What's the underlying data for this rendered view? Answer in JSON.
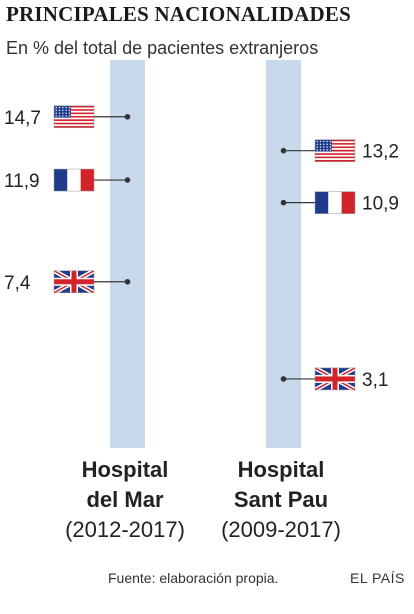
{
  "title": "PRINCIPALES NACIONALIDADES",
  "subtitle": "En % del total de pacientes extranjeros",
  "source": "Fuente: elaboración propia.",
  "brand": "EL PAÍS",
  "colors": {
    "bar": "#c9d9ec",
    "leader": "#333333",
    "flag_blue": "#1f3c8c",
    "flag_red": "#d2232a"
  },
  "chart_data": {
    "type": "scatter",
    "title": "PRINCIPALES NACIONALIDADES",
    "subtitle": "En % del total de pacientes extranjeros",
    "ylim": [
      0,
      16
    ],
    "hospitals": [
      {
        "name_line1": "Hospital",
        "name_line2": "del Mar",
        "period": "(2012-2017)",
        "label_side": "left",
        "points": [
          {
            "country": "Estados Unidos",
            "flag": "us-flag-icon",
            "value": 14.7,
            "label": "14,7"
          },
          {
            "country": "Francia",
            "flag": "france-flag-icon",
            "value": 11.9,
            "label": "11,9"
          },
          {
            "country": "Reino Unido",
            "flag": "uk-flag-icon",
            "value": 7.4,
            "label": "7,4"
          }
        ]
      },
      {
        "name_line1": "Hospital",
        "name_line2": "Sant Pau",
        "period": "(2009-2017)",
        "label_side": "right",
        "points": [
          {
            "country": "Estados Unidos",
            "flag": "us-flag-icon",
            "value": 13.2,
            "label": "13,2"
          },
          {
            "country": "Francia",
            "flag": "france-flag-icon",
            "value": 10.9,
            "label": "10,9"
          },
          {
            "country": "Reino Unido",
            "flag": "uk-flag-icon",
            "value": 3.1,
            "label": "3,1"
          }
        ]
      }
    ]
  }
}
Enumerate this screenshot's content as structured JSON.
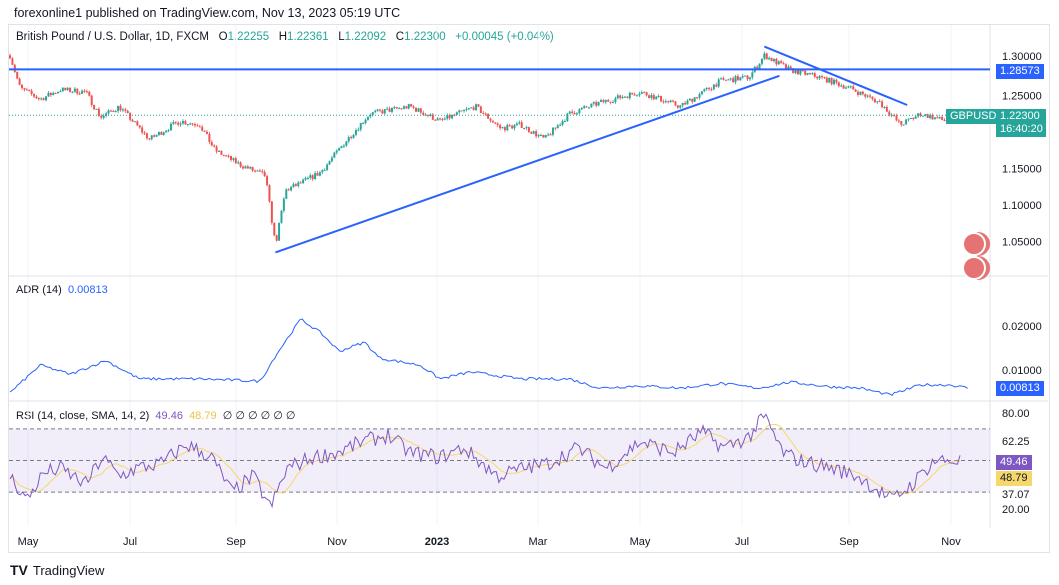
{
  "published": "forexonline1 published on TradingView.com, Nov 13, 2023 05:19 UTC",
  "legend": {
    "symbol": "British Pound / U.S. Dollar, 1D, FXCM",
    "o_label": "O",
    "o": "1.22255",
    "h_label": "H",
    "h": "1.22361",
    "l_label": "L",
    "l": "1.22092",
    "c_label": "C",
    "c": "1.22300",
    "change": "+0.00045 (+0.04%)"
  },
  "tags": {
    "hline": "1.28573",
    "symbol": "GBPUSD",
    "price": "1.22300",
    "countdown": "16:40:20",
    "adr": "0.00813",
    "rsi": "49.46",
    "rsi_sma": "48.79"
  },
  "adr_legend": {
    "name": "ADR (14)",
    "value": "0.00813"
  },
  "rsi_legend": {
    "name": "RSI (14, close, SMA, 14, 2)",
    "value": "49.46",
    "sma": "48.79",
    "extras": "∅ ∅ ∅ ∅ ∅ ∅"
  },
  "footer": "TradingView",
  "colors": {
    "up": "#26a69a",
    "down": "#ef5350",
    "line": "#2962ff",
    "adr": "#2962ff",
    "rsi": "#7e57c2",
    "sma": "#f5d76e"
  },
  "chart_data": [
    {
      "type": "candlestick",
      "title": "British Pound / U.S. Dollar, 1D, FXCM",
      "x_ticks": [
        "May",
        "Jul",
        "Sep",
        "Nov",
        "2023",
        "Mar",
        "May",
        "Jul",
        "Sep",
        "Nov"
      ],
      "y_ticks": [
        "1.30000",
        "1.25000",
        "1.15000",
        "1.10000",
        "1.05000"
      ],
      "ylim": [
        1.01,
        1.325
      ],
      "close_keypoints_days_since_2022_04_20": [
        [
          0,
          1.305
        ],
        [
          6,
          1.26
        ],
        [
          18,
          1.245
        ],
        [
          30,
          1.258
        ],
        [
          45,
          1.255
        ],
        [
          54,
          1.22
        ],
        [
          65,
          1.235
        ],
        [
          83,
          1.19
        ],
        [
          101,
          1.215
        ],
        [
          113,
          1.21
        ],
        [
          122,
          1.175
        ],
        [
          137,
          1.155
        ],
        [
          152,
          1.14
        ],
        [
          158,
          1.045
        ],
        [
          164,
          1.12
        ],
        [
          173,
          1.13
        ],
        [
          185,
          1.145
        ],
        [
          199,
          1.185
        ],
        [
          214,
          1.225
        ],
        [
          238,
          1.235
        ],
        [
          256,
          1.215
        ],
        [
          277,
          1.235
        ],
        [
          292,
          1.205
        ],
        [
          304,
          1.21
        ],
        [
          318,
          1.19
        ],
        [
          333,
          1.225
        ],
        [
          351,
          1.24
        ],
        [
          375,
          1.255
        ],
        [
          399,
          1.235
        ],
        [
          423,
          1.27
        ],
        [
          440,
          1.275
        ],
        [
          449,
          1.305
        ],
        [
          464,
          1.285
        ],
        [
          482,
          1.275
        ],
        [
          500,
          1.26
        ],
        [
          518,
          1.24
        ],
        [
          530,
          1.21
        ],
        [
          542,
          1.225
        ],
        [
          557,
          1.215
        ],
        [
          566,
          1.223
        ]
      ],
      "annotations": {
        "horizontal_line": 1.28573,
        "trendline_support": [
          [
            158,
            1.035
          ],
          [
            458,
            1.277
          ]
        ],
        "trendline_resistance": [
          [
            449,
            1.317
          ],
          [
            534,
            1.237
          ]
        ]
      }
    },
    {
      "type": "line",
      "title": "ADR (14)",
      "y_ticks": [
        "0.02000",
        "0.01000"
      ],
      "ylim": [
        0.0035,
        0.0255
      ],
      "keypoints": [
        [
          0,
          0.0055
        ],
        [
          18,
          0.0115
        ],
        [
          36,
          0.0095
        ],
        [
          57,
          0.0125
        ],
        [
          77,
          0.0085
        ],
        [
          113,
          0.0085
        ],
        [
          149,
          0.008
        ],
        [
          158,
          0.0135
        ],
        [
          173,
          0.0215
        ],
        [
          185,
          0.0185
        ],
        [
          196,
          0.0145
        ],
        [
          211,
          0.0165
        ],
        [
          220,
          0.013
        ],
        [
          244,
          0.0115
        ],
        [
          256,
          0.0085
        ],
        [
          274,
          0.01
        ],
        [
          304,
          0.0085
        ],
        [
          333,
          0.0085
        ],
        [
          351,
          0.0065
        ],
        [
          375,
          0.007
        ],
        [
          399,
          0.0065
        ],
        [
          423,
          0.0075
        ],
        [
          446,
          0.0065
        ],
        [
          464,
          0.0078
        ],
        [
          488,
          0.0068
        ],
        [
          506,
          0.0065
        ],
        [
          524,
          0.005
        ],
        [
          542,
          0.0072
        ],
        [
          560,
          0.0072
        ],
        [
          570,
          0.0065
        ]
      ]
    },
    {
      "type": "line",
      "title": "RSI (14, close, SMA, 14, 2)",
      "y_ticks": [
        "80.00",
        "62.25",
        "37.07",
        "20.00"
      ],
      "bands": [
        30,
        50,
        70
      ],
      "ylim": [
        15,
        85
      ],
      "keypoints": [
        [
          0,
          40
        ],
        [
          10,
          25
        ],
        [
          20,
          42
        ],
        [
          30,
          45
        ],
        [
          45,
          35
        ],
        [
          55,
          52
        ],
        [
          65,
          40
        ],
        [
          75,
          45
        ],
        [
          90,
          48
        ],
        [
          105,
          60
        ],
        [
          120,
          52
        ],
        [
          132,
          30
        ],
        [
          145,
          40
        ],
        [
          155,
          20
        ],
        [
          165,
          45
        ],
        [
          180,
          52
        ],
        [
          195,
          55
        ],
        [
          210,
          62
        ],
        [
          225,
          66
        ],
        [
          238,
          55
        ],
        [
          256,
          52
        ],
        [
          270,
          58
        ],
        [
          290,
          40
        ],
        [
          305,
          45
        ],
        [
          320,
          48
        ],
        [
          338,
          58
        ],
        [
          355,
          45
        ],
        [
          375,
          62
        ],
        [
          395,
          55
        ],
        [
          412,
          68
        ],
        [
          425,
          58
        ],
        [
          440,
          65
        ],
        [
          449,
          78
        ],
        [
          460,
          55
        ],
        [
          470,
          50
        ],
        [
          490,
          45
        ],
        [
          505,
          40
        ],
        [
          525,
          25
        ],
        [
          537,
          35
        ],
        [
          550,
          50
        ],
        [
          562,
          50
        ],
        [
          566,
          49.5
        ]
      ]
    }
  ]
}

§ EXERCISE: Search the entries for the word "FXCM", then gather every line that has it.

§ RIGHT ANSWER:
    "symbol": "British Pound / U.S. Dollar, 1D, FXCM",
      "title": "British Pound / U.S. Dollar, 1D, FXCM",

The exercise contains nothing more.